'''

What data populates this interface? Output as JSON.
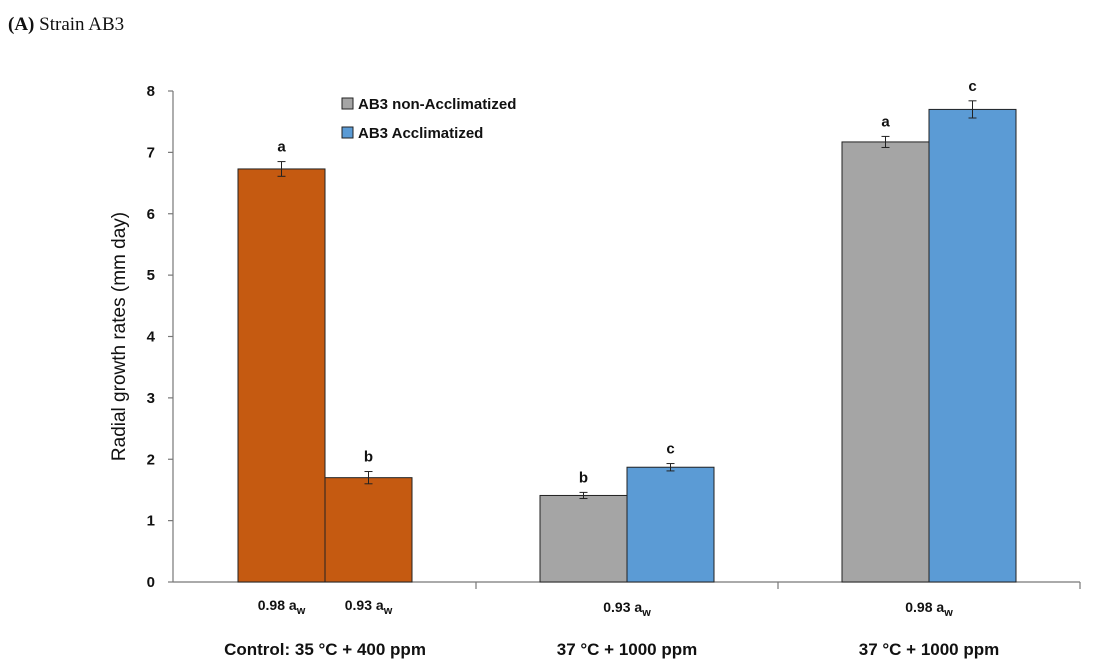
{
  "panel": {
    "label": "(A)",
    "title": "Strain AB3"
  },
  "chart_data": {
    "type": "bar",
    "ylabel": "Radial growth rates  (mm day)",
    "ylim": [
      0,
      8
    ],
    "yticks": [
      0,
      1,
      2,
      3,
      4,
      5,
      6,
      7,
      8
    ],
    "legend": {
      "position": "top-center",
      "entries": [
        {
          "name": "AB3 non-Acclimatized",
          "color": "#a5a5a5"
        },
        {
          "name": "AB3 Acclimatized",
          "color": "#5b9bd5"
        }
      ]
    },
    "groups": [
      {
        "label": "Control: 35 °C + 400 ppm",
        "bars": [
          {
            "value": 6.73,
            "error": 0.12,
            "letter": "a",
            "color": "#c55a11",
            "label_main": "0.98 a",
            "label_sub": "w"
          },
          {
            "value": 1.7,
            "error": 0.1,
            "letter": "b",
            "color": "#c55a11",
            "label_main": "0.93 a",
            "label_sub": "w"
          }
        ]
      },
      {
        "label": "37 °C + 1000 ppm",
        "sublabel_main": "0.93 a",
        "sublabel_sub": "w",
        "bars": [
          {
            "value": 1.41,
            "error": 0.05,
            "letter": "b",
            "color": "#a5a5a5",
            "series": "AB3 non-Acclimatized"
          },
          {
            "value": 1.87,
            "error": 0.06,
            "letter": "c",
            "color": "#5b9bd5",
            "series": "AB3 Acclimatized"
          }
        ]
      },
      {
        "label": "37 °C + 1000 ppm",
        "sublabel_main": "0.98 a",
        "sublabel_sub": "w",
        "bars": [
          {
            "value": 7.17,
            "error": 0.09,
            "letter": "a",
            "color": "#a5a5a5",
            "series": "AB3 non-Acclimatized"
          },
          {
            "value": 7.7,
            "error": 0.14,
            "letter": "c",
            "color": "#5b9bd5",
            "series": "AB3 Acclimatized"
          }
        ]
      }
    ]
  }
}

'''

Output the entries above exactly, without their pictures.

What data populates this interface? Output as JSON.
{
  "panel": {
    "label": "(A)",
    "title": "Strain AB3"
  },
  "chart_data": {
    "type": "bar",
    "ylabel": "Radial growth rates  (mm day)",
    "ylim": [
      0,
      8
    ],
    "yticks": [
      0,
      1,
      2,
      3,
      4,
      5,
      6,
      7,
      8
    ],
    "legend": {
      "position": "top-center",
      "entries": [
        {
          "name": "AB3 non-Acclimatized",
          "color": "#a5a5a5"
        },
        {
          "name": "AB3 Acclimatized",
          "color": "#5b9bd5"
        }
      ]
    },
    "groups": [
      {
        "label": "Control: 35 °C + 400 ppm",
        "bars": [
          {
            "value": 6.73,
            "error": 0.12,
            "letter": "a",
            "color": "#c55a11",
            "label_main": "0.98 a",
            "label_sub": "w"
          },
          {
            "value": 1.7,
            "error": 0.1,
            "letter": "b",
            "color": "#c55a11",
            "label_main": "0.93 a",
            "label_sub": "w"
          }
        ]
      },
      {
        "label": "37 °C + 1000 ppm",
        "sublabel_main": "0.93 a",
        "sublabel_sub": "w",
        "bars": [
          {
            "value": 1.41,
            "error": 0.05,
            "letter": "b",
            "color": "#a5a5a5",
            "series": "AB3 non-Acclimatized"
          },
          {
            "value": 1.87,
            "error": 0.06,
            "letter": "c",
            "color": "#5b9bd5",
            "series": "AB3 Acclimatized"
          }
        ]
      },
      {
        "label": "37 °C + 1000 ppm",
        "sublabel_main": "0.98 a",
        "sublabel_sub": "w",
        "bars": [
          {
            "value": 7.17,
            "error": 0.09,
            "letter": "a",
            "color": "#a5a5a5",
            "series": "AB3 non-Acclimatized"
          },
          {
            "value": 7.7,
            "error": 0.14,
            "letter": "c",
            "color": "#5b9bd5",
            "series": "AB3 Acclimatized"
          }
        ]
      }
    ]
  }
}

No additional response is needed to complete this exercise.